→ Task brief: Leave the pictures aside and write out exactly every line from the one containing "Enumerate this screenshot's" through the last line.

→ Records for the task:
Start
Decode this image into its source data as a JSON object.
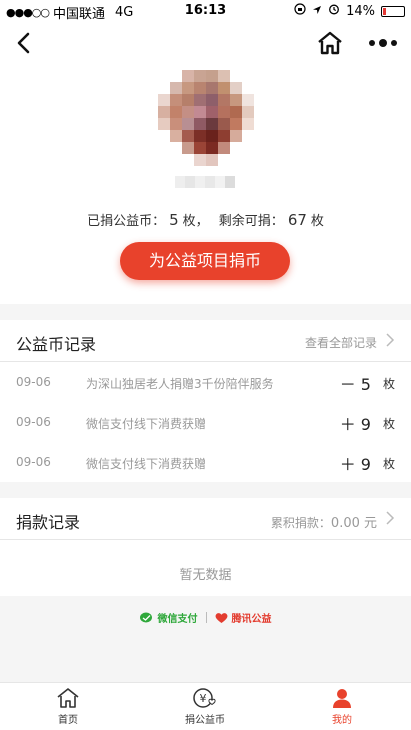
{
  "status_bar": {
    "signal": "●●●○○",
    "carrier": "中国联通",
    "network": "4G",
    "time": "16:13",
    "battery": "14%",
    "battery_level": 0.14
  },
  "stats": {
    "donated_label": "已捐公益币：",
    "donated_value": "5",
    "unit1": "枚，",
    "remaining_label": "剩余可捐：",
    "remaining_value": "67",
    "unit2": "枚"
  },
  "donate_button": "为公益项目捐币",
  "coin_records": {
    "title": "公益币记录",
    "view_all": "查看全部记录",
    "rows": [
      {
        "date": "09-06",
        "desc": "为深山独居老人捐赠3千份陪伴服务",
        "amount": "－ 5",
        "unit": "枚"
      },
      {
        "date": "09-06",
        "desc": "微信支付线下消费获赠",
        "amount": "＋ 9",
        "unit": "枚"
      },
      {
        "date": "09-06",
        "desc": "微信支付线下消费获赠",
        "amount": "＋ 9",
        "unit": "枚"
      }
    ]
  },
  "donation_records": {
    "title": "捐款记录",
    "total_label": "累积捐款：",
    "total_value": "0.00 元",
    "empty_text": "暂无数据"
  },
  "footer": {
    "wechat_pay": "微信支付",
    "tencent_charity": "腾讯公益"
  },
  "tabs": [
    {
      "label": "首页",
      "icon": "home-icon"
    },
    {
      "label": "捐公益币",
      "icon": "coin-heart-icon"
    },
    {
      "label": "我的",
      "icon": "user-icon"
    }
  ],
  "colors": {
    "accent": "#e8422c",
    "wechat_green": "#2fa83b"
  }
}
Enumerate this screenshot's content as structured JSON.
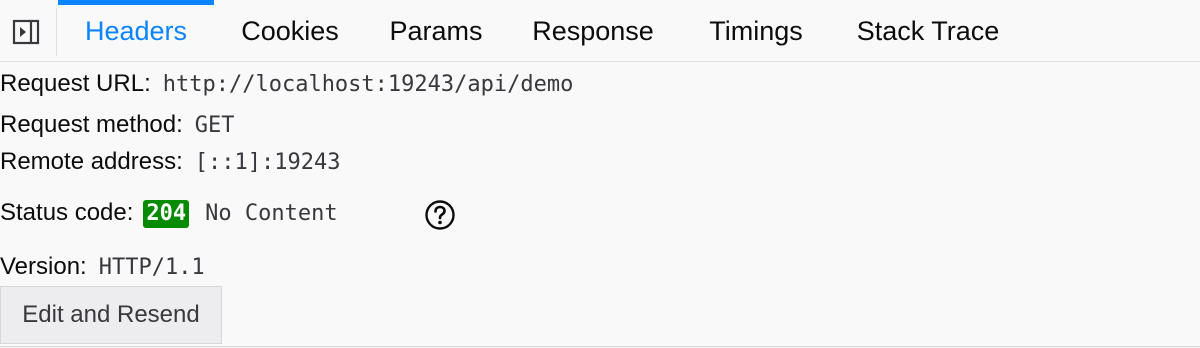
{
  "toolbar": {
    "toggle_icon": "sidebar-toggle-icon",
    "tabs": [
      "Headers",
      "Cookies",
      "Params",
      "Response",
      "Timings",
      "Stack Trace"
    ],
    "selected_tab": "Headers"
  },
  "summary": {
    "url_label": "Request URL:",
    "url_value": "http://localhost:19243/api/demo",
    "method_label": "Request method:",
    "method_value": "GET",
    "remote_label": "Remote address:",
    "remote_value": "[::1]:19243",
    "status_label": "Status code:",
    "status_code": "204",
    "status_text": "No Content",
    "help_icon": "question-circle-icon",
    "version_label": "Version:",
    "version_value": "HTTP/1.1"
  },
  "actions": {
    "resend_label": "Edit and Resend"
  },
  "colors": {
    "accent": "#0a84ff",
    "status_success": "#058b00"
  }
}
End
→ Solution for this problem:
Enumerate this screenshot's content as structured JSON.
{
  "toolbar": {
    "toggle_icon": "sidebar-toggle-icon",
    "tabs": [
      "Headers",
      "Cookies",
      "Params",
      "Response",
      "Timings",
      "Stack Trace"
    ],
    "selected_tab": "Headers"
  },
  "summary": {
    "url_label": "Request URL:",
    "url_value": "http://localhost:19243/api/demo",
    "method_label": "Request method:",
    "method_value": "GET",
    "remote_label": "Remote address:",
    "remote_value": "[::1]:19243",
    "status_label": "Status code:",
    "status_code": "204",
    "status_text": "No Content",
    "help_icon": "question-circle-icon",
    "version_label": "Version:",
    "version_value": "HTTP/1.1"
  },
  "actions": {
    "resend_label": "Edit and Resend"
  },
  "colors": {
    "accent": "#0a84ff",
    "status_success": "#058b00"
  }
}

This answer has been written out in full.